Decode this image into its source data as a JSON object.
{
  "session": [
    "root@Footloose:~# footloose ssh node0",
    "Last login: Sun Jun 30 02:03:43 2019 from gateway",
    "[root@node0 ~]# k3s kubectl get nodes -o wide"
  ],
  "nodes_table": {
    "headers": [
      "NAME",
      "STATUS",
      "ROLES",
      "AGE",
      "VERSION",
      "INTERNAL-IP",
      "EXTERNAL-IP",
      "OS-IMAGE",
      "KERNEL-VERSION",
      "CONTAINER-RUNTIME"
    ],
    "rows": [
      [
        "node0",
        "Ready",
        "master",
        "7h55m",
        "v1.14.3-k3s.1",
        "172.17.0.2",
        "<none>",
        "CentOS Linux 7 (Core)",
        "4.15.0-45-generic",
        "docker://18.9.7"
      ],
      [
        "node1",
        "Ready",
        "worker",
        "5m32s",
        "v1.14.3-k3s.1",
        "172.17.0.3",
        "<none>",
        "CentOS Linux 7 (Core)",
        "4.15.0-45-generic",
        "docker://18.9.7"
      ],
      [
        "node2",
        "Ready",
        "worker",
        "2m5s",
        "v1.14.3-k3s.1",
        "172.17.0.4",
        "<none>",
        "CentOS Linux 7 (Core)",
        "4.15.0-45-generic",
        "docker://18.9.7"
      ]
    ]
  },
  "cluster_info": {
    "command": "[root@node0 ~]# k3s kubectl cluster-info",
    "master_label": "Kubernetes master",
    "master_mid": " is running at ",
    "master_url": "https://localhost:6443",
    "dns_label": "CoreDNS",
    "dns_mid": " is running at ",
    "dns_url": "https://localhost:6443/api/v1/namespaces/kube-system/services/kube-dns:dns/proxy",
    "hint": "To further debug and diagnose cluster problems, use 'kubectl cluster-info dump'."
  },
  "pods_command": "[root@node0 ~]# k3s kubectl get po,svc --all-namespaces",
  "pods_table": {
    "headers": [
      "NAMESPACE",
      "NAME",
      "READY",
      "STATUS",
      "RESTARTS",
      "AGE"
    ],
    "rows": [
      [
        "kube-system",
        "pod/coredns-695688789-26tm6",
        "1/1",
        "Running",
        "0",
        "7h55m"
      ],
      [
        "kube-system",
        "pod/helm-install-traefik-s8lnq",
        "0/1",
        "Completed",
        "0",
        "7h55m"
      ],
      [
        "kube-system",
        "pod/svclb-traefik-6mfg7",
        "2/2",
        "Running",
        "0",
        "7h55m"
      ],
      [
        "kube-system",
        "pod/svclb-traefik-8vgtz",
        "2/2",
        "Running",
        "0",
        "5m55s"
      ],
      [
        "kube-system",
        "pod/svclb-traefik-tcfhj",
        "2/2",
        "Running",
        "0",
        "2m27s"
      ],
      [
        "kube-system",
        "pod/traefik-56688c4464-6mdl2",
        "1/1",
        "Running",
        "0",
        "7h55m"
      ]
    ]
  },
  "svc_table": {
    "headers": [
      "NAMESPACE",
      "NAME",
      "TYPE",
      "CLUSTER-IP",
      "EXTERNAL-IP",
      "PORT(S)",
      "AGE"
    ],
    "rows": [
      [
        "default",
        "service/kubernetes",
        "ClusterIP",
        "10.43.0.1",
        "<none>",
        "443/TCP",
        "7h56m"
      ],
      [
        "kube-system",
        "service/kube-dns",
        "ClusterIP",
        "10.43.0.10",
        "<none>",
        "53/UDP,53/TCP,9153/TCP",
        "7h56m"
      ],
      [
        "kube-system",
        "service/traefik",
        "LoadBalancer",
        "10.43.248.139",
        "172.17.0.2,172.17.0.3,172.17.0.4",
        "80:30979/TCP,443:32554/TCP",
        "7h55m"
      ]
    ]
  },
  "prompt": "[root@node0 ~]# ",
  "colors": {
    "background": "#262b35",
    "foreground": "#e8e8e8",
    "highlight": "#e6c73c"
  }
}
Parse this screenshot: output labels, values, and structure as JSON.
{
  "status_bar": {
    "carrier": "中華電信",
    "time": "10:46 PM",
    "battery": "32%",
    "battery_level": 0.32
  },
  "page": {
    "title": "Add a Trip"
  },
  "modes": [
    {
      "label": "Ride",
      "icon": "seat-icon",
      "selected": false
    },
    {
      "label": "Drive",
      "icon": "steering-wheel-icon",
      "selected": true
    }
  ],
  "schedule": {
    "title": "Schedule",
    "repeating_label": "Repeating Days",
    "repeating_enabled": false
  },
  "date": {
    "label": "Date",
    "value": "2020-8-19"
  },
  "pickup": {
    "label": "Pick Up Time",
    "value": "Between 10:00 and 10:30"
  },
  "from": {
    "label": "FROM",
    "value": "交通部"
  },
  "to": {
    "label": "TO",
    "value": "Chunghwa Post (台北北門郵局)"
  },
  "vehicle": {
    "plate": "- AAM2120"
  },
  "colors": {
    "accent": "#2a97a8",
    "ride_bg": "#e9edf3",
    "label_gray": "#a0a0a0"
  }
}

WHAT NEEDS TO BE DONE: Would you give the material above again, complete and exact?

COMPLETED TASK:
Decode this image into its source data as a JSON object.
{
  "session": [
    "root@Footloose:~# footloose ssh node0",
    "Last login: Sun Jun 30 02:03:43 2019 from gateway",
    "[root@node0 ~]# k3s kubectl get nodes -o wide"
  ],
  "nodes_table": {
    "headers": [
      "NAME",
      "STATUS",
      "ROLES",
      "AGE",
      "VERSION",
      "INTERNAL-IP",
      "EXTERNAL-IP",
      "OS-IMAGE",
      "KERNEL-VERSION",
      "CONTAINER-RUNTIME"
    ],
    "rows": [
      [
        "node0",
        "Ready",
        "master",
        "7h55m",
        "v1.14.3-k3s.1",
        "172.17.0.2",
        "<none>",
        "CentOS Linux 7 (Core)",
        "4.15.0-45-generic",
        "docker://18.9.7"
      ],
      [
        "node1",
        "Ready",
        "worker",
        "5m32s",
        "v1.14.3-k3s.1",
        "172.17.0.3",
        "<none>",
        "CentOS Linux 7 (Core)",
        "4.15.0-45-generic",
        "docker://18.9.7"
      ],
      [
        "node2",
        "Ready",
        "worker",
        "2m5s",
        "v1.14.3-k3s.1",
        "172.17.0.4",
        "<none>",
        "CentOS Linux 7 (Core)",
        "4.15.0-45-generic",
        "docker://18.9.7"
      ]
    ]
  },
  "cluster_info": {
    "command": "[root@node0 ~]# k3s kubectl cluster-info",
    "master_label": "Kubernetes master",
    "master_mid": " is running at ",
    "master_url": "https://localhost:6443",
    "dns_label": "CoreDNS",
    "dns_mid": " is running at ",
    "dns_url": "https://localhost:6443/api/v1/namespaces/kube-system/services/kube-dns:dns/proxy",
    "hint": "To further debug and diagnose cluster problems, use 'kubectl cluster-info dump'."
  },
  "pods_command": "[root@node0 ~]# k3s kubectl get po,svc --all-namespaces",
  "pods_table": {
    "headers": [
      "NAMESPACE",
      "NAME",
      "READY",
      "STATUS",
      "RESTARTS",
      "AGE"
    ],
    "rows": [
      [
        "kube-system",
        "pod/coredns-695688789-26tm6",
        "1/1",
        "Running",
        "0",
        "7h55m"
      ],
      [
        "kube-system",
        "pod/helm-install-traefik-s8lnq",
        "0/1",
        "Completed",
        "0",
        "7h55m"
      ],
      [
        "kube-system",
        "pod/svclb-traefik-6mfg7",
        "2/2",
        "Running",
        "0",
        "7h55m"
      ],
      [
        "kube-system",
        "pod/svclb-traefik-8vgtz",
        "2/2",
        "Running",
        "0",
        "5m55s"
      ],
      [
        "kube-system",
        "pod/svclb-traefik-tcfhj",
        "2/2",
        "Running",
        "0",
        "2m27s"
      ],
      [
        "kube-system",
        "pod/traefik-56688c4464-6mdl2",
        "1/1",
        "Running",
        "0",
        "7h55m"
      ]
    ]
  },
  "svc_table": {
    "headers": [
      "NAMESPACE",
      "NAME",
      "TYPE",
      "CLUSTER-IP",
      "EXTERNAL-IP",
      "PORT(S)",
      "AGE"
    ],
    "rows": [
      [
        "default",
        "service/kubernetes",
        "ClusterIP",
        "10.43.0.1",
        "<none>",
        "443/TCP",
        "7h56m"
      ],
      [
        "kube-system",
        "service/kube-dns",
        "ClusterIP",
        "10.43.0.10",
        "<none>",
        "53/UDP,53/TCP,9153/TCP",
        "7h56m"
      ],
      [
        "kube-system",
        "service/traefik",
        "LoadBalancer",
        "10.43.248.139",
        "172.17.0.2,172.17.0.3,172.17.0.4",
        "80:30979/TCP,443:32554/TCP",
        "7h55m"
      ]
    ]
  },
  "prompt": "[root@node0 ~]# ",
  "colors": {
    "background": "#262b35",
    "foreground": "#e8e8e8",
    "highlight": "#e6c73c"
  }
}
Parse this screenshot: output labels, values, and structure as JSON.
{
  "status_bar": {
    "carrier": "中華電信",
    "time": "10:46 PM",
    "battery": "32%",
    "battery_level": 0.32
  },
  "page": {
    "title": "Add a Trip"
  },
  "modes": [
    {
      "label": "Ride",
      "icon": "seat-icon",
      "selected": false
    },
    {
      "label": "Drive",
      "icon": "steering-wheel-icon",
      "selected": true
    }
  ],
  "schedule": {
    "title": "Schedule",
    "repeating_label": "Repeating Days",
    "repeating_enabled": false
  },
  "date": {
    "label": "Date",
    "value": "2020-8-19"
  },
  "pickup": {
    "label": "Pick Up Time",
    "value": "Between 10:00 and 10:30"
  },
  "from": {
    "label": "FROM",
    "value": "交通部"
  },
  "to": {
    "label": "TO",
    "value": "Chunghwa Post (台北北門郵局)"
  },
  "vehicle": {
    "plate": "- AAM2120"
  },
  "colors": {
    "accent": "#2a97a8",
    "ride_bg": "#e9edf3",
    "label_gray": "#a0a0a0"
  }
}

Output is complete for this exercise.